Aim of the task =>
Retype all of the entries word for word.

Figure content listings

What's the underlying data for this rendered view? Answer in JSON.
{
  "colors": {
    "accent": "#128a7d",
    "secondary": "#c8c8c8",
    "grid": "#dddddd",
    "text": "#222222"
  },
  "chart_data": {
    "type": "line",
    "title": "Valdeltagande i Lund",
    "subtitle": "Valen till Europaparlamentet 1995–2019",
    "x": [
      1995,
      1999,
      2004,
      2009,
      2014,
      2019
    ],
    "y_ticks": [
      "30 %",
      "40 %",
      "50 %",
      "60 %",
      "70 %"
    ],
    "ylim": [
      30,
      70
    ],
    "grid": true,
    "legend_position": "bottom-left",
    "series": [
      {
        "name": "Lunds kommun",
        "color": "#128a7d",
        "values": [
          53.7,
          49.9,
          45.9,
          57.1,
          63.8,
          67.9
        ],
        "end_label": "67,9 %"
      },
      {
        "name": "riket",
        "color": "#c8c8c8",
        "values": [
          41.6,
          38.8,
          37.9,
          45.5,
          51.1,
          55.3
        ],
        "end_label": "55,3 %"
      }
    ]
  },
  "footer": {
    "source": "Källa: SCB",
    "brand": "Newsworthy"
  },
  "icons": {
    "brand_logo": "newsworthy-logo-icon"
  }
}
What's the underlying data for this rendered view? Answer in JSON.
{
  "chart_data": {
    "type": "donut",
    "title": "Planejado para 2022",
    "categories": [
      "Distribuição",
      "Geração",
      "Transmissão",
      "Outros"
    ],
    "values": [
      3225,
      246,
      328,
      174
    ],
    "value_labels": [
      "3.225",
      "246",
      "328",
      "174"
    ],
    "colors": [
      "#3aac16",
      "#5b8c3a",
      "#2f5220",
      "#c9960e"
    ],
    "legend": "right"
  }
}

Reply to the exercise =>
What's the underlying data for this rendered view? Answer in JSON.
{
  "colors": {
    "accent": "#128a7d",
    "secondary": "#c8c8c8",
    "grid": "#dddddd",
    "text": "#222222"
  },
  "chart_data": {
    "type": "line",
    "title": "Valdeltagande i Lund",
    "subtitle": "Valen till Europaparlamentet 1995–2019",
    "x": [
      1995,
      1999,
      2004,
      2009,
      2014,
      2019
    ],
    "y_ticks": [
      "30 %",
      "40 %",
      "50 %",
      "60 %",
      "70 %"
    ],
    "ylim": [
      30,
      70
    ],
    "grid": true,
    "legend_position": "bottom-left",
    "series": [
      {
        "name": "Lunds kommun",
        "color": "#128a7d",
        "values": [
          53.7,
          49.9,
          45.9,
          57.1,
          63.8,
          67.9
        ],
        "end_label": "67,9 %"
      },
      {
        "name": "riket",
        "color": "#c8c8c8",
        "values": [
          41.6,
          38.8,
          37.9,
          45.5,
          51.1,
          55.3
        ],
        "end_label": "55,3 %"
      }
    ]
  },
  "footer": {
    "source": "Källa: SCB",
    "brand": "Newsworthy"
  },
  "icons": {
    "brand_logo": "newsworthy-logo-icon"
  }
}
What's the underlying data for this rendered view? Answer in JSON.
{
  "chart_data": {
    "type": "donut",
    "title": "Planejado para 2022",
    "categories": [
      "Distribuição",
      "Geração",
      "Transmissão",
      "Outros"
    ],
    "values": [
      3225,
      246,
      328,
      174
    ],
    "value_labels": [
      "3.225",
      "246",
      "328",
      "174"
    ],
    "colors": [
      "#3aac16",
      "#5b8c3a",
      "#2f5220",
      "#c9960e"
    ],
    "legend": "right"
  }
}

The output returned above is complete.